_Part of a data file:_
┄┄┄┄┄┄┄┄┄┄

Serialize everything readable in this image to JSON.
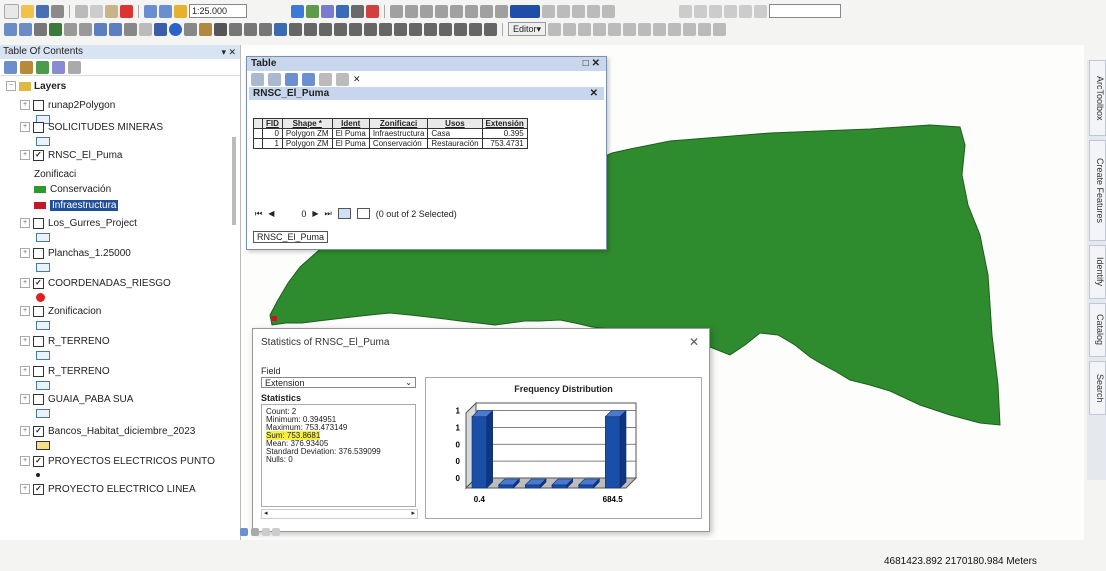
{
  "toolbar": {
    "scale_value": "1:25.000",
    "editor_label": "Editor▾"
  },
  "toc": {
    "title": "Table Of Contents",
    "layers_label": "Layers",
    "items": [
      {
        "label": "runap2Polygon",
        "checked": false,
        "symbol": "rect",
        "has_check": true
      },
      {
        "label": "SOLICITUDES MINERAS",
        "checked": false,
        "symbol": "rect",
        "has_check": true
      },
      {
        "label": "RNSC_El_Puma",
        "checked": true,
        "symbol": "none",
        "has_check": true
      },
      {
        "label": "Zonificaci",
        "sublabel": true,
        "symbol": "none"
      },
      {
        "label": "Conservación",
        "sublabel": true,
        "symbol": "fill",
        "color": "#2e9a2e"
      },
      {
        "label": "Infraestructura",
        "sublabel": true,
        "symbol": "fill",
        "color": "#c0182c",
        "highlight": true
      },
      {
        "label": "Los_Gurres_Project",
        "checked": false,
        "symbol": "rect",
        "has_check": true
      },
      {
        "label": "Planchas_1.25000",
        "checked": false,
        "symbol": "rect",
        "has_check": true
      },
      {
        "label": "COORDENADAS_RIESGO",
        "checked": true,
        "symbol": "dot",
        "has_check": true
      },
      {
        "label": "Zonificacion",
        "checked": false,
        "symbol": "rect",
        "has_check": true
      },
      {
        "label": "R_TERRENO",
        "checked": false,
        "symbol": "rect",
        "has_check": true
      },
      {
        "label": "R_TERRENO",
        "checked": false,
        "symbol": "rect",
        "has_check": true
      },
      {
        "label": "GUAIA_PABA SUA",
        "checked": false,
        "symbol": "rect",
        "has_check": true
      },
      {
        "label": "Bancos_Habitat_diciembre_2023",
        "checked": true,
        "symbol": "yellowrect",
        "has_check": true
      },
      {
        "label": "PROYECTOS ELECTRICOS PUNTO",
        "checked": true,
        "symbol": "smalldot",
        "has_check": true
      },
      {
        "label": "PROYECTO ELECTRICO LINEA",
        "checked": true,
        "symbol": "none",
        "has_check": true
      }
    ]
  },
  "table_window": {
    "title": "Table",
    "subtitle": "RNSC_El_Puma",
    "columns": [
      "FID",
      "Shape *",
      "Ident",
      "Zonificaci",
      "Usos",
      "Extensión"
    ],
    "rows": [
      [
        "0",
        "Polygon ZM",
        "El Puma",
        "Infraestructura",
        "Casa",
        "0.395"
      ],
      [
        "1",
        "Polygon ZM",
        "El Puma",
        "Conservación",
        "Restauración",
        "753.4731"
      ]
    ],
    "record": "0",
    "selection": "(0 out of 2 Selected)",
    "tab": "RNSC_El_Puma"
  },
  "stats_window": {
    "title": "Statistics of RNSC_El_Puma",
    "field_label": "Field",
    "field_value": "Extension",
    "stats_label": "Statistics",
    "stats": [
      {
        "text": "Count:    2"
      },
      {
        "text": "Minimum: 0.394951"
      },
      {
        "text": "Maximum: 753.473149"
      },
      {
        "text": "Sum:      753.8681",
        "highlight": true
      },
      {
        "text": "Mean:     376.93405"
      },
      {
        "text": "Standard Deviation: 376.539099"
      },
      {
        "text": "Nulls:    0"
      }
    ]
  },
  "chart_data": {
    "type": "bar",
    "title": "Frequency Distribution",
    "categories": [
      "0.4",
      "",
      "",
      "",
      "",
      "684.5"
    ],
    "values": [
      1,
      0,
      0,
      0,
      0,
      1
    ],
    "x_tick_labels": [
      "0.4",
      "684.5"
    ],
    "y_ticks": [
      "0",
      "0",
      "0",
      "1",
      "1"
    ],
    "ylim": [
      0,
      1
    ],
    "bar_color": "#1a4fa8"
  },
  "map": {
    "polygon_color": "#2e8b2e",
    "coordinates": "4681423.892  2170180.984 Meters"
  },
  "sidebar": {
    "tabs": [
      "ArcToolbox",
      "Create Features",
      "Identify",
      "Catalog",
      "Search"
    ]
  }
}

┄┄┄┄┄┄┄┄┄┄

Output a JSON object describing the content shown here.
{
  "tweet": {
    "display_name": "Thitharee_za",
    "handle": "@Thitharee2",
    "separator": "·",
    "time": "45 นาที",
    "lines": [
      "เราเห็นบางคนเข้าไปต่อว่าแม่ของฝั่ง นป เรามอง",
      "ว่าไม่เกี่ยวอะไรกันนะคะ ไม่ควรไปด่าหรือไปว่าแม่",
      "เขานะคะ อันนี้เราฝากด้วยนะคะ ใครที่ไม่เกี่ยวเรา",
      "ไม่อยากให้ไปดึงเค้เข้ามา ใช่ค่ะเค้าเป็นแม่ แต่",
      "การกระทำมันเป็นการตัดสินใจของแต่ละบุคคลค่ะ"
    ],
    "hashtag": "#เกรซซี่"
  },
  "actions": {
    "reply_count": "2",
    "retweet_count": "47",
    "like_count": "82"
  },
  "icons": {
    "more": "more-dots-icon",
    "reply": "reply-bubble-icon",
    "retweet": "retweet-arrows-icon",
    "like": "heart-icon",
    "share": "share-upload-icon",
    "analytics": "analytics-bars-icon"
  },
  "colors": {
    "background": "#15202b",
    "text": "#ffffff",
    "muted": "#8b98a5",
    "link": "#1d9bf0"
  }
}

┄┄┄┄┄┄┄┄┄┄

_Your task:_
Pick out each line containing the string "Statistics" and copy it.

_Output:_
    "title": "Statistics of RNSC_El_Puma",
    "stats_label": "Statistics",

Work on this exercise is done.